What to do
In the material below, repeat only the lines from the one that holds "Parse this screenshot: output" through the final line, exactly as they stand.

Records shown
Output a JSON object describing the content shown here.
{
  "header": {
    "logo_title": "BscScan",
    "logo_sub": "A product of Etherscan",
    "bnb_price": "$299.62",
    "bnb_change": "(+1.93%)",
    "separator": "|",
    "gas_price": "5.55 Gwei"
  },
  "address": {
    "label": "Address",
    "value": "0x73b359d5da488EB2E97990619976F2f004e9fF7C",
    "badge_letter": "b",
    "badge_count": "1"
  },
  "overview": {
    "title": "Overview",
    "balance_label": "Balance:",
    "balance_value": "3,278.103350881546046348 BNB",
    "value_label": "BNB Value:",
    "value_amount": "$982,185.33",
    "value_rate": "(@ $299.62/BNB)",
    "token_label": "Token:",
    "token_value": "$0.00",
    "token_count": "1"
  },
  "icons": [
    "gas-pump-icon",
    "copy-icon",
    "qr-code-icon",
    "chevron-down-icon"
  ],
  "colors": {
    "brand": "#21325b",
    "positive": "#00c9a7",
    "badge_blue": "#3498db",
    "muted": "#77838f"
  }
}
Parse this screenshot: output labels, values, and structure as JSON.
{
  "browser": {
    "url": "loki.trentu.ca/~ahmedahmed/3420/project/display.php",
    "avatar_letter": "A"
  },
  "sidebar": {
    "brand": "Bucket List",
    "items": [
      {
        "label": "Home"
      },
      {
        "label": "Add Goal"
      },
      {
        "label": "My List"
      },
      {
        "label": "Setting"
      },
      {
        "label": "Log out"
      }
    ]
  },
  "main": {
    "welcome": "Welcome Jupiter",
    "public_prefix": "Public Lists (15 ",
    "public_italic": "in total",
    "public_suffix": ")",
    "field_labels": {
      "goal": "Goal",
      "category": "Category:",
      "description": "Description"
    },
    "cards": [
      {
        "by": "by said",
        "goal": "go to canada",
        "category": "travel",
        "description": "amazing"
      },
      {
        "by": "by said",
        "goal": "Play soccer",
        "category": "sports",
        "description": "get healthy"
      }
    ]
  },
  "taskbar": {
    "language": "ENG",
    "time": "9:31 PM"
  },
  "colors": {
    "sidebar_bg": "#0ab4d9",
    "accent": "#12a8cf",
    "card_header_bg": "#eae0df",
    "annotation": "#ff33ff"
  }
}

Full answer
Parse this screenshot: output labels, values, and structure as JSON.
{
  "browser": {
    "url": "loki.trentu.ca/~ahmedahmed/3420/project/display.php",
    "avatar_letter": "A"
  },
  "sidebar": {
    "brand": "Bucket List",
    "items": [
      {
        "label": "Home"
      },
      {
        "label": "Add Goal"
      },
      {
        "label": "My List"
      },
      {
        "label": "Setting"
      },
      {
        "label": "Log out"
      }
    ]
  },
  "main": {
    "welcome": "Welcome Jupiter",
    "public_prefix": "Public Lists (15 ",
    "public_italic": "in total",
    "public_suffix": ")",
    "field_labels": {
      "goal": "Goal",
      "category": "Category:",
      "description": "Description"
    },
    "cards": [
      {
        "by": "by said",
        "goal": "go to canada",
        "category": "travel",
        "description": "amazing"
      },
      {
        "by": "by said",
        "goal": "Play soccer",
        "category": "sports",
        "description": "get healthy"
      }
    ]
  },
  "taskbar": {
    "language": "ENG",
    "time": "9:31 PM"
  },
  "colors": {
    "sidebar_bg": "#0ab4d9",
    "accent": "#12a8cf",
    "card_header_bg": "#eae0df",
    "annotation": "#ff33ff"
  }
}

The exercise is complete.